── TASK MATERIAL ──

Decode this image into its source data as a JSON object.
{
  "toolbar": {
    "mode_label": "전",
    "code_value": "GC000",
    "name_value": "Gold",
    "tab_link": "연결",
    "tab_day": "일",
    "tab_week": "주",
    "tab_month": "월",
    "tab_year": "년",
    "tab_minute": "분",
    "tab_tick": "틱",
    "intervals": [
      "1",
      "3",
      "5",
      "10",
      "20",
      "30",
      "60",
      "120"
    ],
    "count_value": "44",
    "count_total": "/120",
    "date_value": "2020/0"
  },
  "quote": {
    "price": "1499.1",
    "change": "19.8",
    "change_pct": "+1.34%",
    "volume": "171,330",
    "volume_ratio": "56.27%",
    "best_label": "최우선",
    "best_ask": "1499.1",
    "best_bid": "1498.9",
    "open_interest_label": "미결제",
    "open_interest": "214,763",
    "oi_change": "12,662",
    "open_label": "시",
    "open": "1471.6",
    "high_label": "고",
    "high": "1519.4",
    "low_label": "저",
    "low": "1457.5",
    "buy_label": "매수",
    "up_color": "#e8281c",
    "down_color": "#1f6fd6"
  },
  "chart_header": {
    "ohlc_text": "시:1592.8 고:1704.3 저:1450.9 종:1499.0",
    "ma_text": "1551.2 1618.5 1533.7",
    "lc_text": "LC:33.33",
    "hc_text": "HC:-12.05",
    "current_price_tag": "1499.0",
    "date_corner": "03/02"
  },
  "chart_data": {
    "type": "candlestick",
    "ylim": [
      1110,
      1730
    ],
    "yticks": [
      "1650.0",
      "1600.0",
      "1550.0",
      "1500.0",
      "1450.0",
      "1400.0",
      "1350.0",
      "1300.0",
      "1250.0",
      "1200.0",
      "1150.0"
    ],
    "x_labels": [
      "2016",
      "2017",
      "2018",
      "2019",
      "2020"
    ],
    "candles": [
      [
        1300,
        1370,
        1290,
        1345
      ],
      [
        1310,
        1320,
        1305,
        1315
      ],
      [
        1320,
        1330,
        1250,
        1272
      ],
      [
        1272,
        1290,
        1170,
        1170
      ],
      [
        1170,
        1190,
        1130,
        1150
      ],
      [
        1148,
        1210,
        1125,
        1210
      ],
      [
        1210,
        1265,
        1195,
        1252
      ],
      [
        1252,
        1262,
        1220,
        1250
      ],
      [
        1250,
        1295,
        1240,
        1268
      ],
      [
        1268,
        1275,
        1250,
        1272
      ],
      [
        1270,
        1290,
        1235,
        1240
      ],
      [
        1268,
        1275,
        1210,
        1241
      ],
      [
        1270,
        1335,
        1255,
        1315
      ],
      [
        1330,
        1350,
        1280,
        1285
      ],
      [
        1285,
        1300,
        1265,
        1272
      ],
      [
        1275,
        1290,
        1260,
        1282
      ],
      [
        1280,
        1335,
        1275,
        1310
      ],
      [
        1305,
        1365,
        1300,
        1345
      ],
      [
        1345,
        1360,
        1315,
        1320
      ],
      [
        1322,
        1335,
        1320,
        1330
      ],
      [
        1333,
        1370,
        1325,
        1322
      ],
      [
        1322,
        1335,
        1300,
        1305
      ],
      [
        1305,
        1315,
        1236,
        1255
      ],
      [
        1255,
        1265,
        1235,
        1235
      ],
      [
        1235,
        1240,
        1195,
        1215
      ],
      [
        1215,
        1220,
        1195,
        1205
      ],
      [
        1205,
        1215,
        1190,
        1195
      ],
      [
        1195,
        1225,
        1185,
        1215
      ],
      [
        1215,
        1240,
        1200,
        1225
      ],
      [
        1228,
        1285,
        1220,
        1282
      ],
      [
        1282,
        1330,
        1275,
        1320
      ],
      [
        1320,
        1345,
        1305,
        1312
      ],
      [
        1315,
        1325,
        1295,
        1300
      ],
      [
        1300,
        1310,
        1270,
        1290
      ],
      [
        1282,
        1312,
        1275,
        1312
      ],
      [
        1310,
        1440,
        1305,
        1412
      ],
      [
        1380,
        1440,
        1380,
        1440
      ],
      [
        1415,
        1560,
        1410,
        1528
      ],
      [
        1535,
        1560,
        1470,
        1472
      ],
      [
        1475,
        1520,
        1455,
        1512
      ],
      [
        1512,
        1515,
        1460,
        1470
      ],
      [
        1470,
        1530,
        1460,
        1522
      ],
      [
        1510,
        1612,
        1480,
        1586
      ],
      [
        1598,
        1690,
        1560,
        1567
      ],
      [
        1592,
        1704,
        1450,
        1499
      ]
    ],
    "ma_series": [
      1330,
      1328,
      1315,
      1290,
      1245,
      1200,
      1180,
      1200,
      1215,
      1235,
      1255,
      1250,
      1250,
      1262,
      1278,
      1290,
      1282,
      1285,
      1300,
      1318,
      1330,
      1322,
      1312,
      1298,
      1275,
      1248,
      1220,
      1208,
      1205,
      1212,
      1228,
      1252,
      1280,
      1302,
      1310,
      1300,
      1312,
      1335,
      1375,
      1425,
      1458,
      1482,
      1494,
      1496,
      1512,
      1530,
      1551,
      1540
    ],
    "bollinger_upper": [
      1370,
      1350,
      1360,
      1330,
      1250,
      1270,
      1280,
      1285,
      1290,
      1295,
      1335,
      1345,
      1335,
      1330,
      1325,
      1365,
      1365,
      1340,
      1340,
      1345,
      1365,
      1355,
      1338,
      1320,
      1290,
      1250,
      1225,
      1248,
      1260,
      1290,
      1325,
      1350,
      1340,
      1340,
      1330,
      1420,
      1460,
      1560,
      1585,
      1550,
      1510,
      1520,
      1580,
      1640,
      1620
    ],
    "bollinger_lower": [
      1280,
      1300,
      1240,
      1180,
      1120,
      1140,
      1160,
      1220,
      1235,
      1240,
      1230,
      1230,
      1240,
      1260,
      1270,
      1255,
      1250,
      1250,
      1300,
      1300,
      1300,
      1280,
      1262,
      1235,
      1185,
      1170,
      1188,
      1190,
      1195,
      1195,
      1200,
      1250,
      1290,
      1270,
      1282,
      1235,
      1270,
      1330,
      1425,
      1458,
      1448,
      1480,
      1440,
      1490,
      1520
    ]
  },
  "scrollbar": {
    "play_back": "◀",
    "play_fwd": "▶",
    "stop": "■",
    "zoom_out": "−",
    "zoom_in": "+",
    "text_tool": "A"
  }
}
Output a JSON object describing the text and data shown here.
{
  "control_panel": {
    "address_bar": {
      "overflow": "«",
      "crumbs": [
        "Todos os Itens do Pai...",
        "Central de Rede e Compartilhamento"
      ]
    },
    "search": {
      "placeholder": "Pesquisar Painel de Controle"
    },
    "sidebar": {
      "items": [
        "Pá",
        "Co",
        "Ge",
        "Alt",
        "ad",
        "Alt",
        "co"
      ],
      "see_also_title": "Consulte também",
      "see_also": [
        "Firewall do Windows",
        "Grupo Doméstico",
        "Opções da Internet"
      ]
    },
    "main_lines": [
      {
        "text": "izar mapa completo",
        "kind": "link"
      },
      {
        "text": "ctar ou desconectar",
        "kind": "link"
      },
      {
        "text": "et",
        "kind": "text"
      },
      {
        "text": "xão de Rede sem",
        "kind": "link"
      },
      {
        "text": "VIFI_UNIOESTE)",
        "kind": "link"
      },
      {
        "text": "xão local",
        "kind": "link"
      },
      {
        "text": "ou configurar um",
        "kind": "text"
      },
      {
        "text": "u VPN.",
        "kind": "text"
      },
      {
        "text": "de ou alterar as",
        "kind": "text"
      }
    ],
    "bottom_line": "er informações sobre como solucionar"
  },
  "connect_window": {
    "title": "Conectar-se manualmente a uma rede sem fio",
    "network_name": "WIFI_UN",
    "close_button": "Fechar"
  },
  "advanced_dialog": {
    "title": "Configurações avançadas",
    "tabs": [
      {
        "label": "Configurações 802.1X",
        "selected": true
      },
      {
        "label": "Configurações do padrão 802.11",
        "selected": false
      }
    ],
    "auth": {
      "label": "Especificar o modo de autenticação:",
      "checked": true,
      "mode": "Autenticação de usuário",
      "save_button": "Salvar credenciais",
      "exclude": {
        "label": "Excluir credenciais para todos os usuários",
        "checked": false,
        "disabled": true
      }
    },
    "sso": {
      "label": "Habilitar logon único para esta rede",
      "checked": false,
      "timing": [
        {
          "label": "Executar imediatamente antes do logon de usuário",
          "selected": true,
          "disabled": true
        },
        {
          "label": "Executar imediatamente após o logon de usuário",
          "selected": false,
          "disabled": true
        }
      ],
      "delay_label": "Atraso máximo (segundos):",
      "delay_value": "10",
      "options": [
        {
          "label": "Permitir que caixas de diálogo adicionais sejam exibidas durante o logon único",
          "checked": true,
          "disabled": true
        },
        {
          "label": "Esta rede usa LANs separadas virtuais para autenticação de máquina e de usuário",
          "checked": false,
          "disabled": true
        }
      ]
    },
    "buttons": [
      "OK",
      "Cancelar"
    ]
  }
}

───

INSTRUCTIONS FOR THE TASK —
In the material above, find each line that contains the word "false", and select it.

RESULT —
        "selected": false
        "checked": false,
      "checked": false,
          "selected": false,
          "checked": false,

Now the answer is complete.